• _Exercise task_: Your copy of the material below should match it exactly, except that it holds no pictures.
##############################
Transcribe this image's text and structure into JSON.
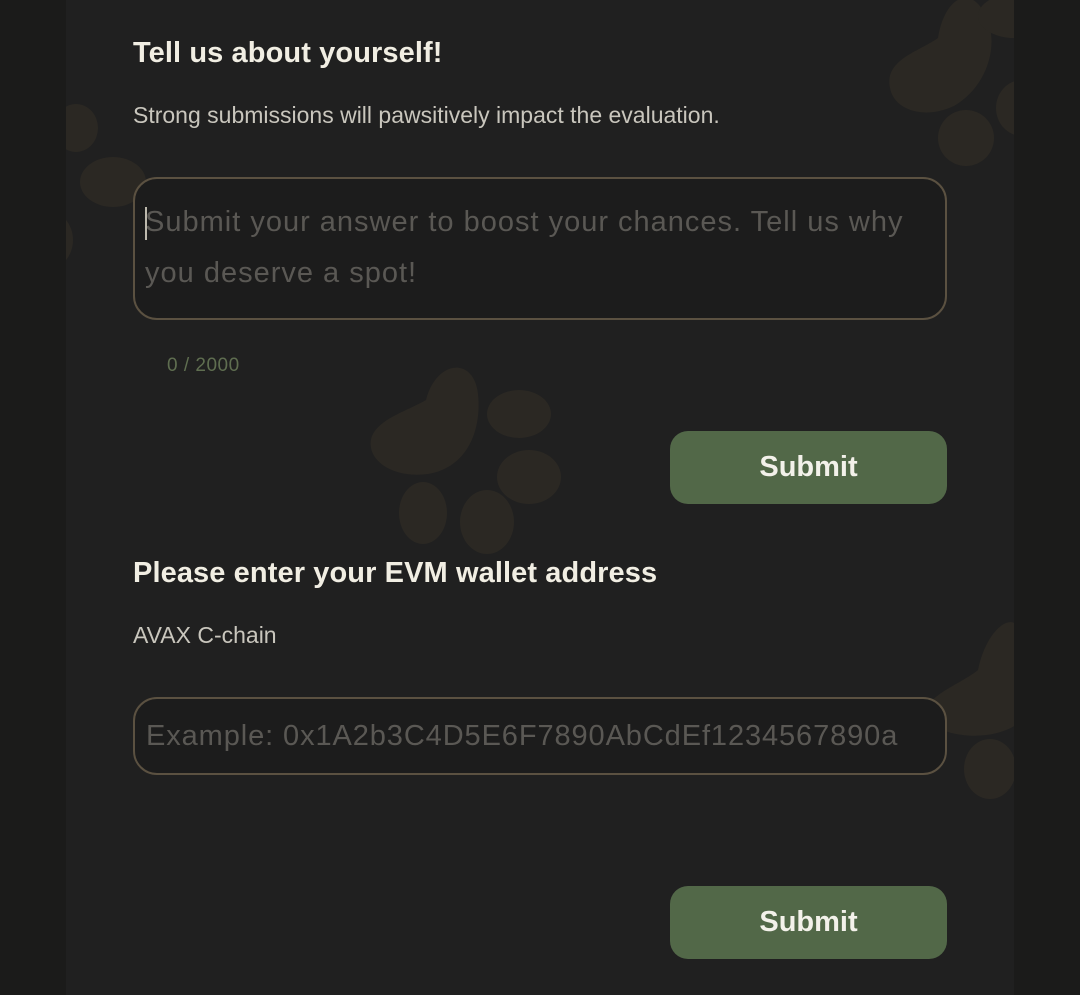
{
  "about": {
    "title": "Tell us about yourself!",
    "description": "Strong submissions will pawsitively impact the evaluation.",
    "answer_value": "",
    "answer_placeholder": "Submit your answer to boost your chances. Tell us why you deserve a spot!",
    "char_count": "0 / 2000",
    "submit_label": "Submit"
  },
  "wallet": {
    "title": "Please enter your EVM wallet address",
    "description": "AVAX C-chain",
    "address_value": "",
    "address_placeholder": "Example: 0x1A2b3C4D5E6F7890AbCdEf1234567890a",
    "submit_label": "Submit"
  },
  "colors": {
    "page_background": "#1b1b1a",
    "panel_background": "#202020",
    "paw_print": "#2b2823",
    "input_border": "#5b5141",
    "button_accent": "#526848",
    "counter_text": "#5f6e50"
  },
  "icons": {
    "background_decoration": "paw-print-icon"
  }
}
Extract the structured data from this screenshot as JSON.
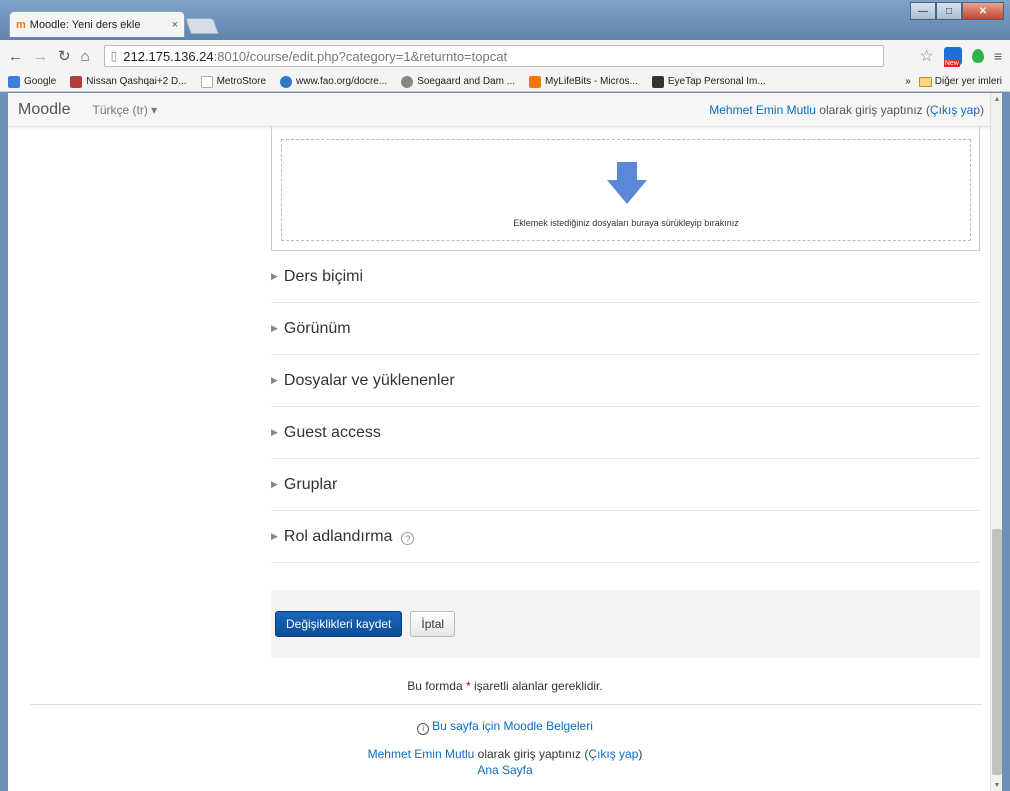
{
  "browser": {
    "tab_title": "Moodle: Yeni ders ekle",
    "tab_close": "×",
    "tab_favicon": "moodle-m",
    "url_host": "212.175.136.24",
    "url_rest": ":8010/course/edit.php?category=1&returnto=topcat",
    "bookmarks": [
      {
        "label": "Google",
        "color": "#3b7ddd"
      },
      {
        "label": "Nissan Qashqai+2 D...",
        "color": "#b53a3a"
      },
      {
        "label": "MetroStore",
        "color": "#cccccc"
      },
      {
        "label": "www.fao.org/docre...",
        "color": "#2d79c7"
      },
      {
        "label": "Soegaard and Dam ...",
        "color": "#888888"
      },
      {
        "label": "MyLifeBits - Micros...",
        "color": "#f07a00"
      },
      {
        "label": "EyeTap Personal Im...",
        "color": "#333333"
      }
    ],
    "bookmarks_more": "»",
    "other_bookmarks": "Diğer yer imleri"
  },
  "navbar": {
    "brand": "Moodle",
    "language": "Türkçe (tr)",
    "user_name": "Mehmet Emin Mutlu",
    "logged_in_text": " olarak giriş yaptınız (",
    "logout": "Çıkış yap",
    "close_paren": ")"
  },
  "dropzone": {
    "text": "Eklemek istediğiniz dosyaları buraya sürükleyip bırakınız",
    "arrow_color": "#5b87d9"
  },
  "sections": [
    {
      "label": "Ders biçimi"
    },
    {
      "label": "Görünüm"
    },
    {
      "label": "Dosyalar ve yüklenenler"
    },
    {
      "label": "Guest access"
    },
    {
      "label": "Gruplar"
    },
    {
      "label": "Rol adlandırma"
    }
  ],
  "actions": {
    "save": "Değişiklikleri kaydet",
    "cancel": "İptal"
  },
  "required_note": {
    "before": "Bu formda ",
    "asterisk": "*",
    "after": " işaretli alanlar gereklidir."
  },
  "footer": {
    "docs_link": "Bu sayfa için Moodle Belgeleri",
    "user_name": "Mehmet Emin Mutlu",
    "logged_in_text": " olarak giriş yaptınız (",
    "logout": "Çıkış yap",
    "close_paren": ")",
    "home": "Ana Sayfa"
  },
  "colors": {
    "link": "#0a6cc2",
    "primary_button": "#0a4d9a"
  }
}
##############################
• _Answer for this exercise_:
Transcribe this image's text and structure into JSON.
{
  "about": {
    "title": "Tell us about yourself!",
    "description": "Strong submissions will pawsitively impact the evaluation.",
    "answer_value": "",
    "answer_placeholder": "Submit your answer to boost your chances. Tell us why you deserve a spot!",
    "char_count": "0 / 2000",
    "submit_label": "Submit"
  },
  "wallet": {
    "title": "Please enter your EVM wallet address",
    "description": "AVAX C-chain",
    "address_value": "",
    "address_placeholder": "Example: 0x1A2b3C4D5E6F7890AbCdEf1234567890a",
    "submit_label": "Submit"
  },
  "colors": {
    "page_background": "#1b1b1a",
    "panel_background": "#202020",
    "paw_print": "#2b2823",
    "input_border": "#5b5141",
    "button_accent": "#526848",
    "counter_text": "#5f6e50"
  },
  "icons": {
    "background_decoration": "paw-print-icon"
  }
}
Extract the structured data from this screenshot as JSON.
{
  "browser": {
    "tab_title": "Moodle: Yeni ders ekle",
    "tab_close": "×",
    "tab_favicon": "moodle-m",
    "url_host": "212.175.136.24",
    "url_rest": ":8010/course/edit.php?category=1&returnto=topcat",
    "bookmarks": [
      {
        "label": "Google",
        "color": "#3b7ddd"
      },
      {
        "label": "Nissan Qashqai+2 D...",
        "color": "#b53a3a"
      },
      {
        "label": "MetroStore",
        "color": "#cccccc"
      },
      {
        "label": "www.fao.org/docre...",
        "color": "#2d79c7"
      },
      {
        "label": "Soegaard and Dam ...",
        "color": "#888888"
      },
      {
        "label": "MyLifeBits - Micros...",
        "color": "#f07a00"
      },
      {
        "label": "EyeTap Personal Im...",
        "color": "#333333"
      }
    ],
    "bookmarks_more": "»",
    "other_bookmarks": "Diğer yer imleri"
  },
  "navbar": {
    "brand": "Moodle",
    "language": "Türkçe (tr)",
    "user_name": "Mehmet Emin Mutlu",
    "logged_in_text": " olarak giriş yaptınız (",
    "logout": "Çıkış yap",
    "close_paren": ")"
  },
  "dropzone": {
    "text": "Eklemek istediğiniz dosyaları buraya sürükleyip bırakınız",
    "arrow_color": "#5b87d9"
  },
  "sections": [
    {
      "label": "Ders biçimi"
    },
    {
      "label": "Görünüm"
    },
    {
      "label": "Dosyalar ve yüklenenler"
    },
    {
      "label": "Guest access"
    },
    {
      "label": "Gruplar"
    },
    {
      "label": "Rol adlandırma"
    }
  ],
  "actions": {
    "save": "Değişiklikleri kaydet",
    "cancel": "İptal"
  },
  "required_note": {
    "before": "Bu formda ",
    "asterisk": "*",
    "after": " işaretli alanlar gereklidir."
  },
  "footer": {
    "docs_link": "Bu sayfa için Moodle Belgeleri",
    "user_name": "Mehmet Emin Mutlu",
    "logged_in_text": " olarak giriş yaptınız (",
    "logout": "Çıkış yap",
    "close_paren": ")",
    "home": "Ana Sayfa"
  },
  "colors": {
    "link": "#0a6cc2",
    "primary_button": "#0a4d9a"
  }
}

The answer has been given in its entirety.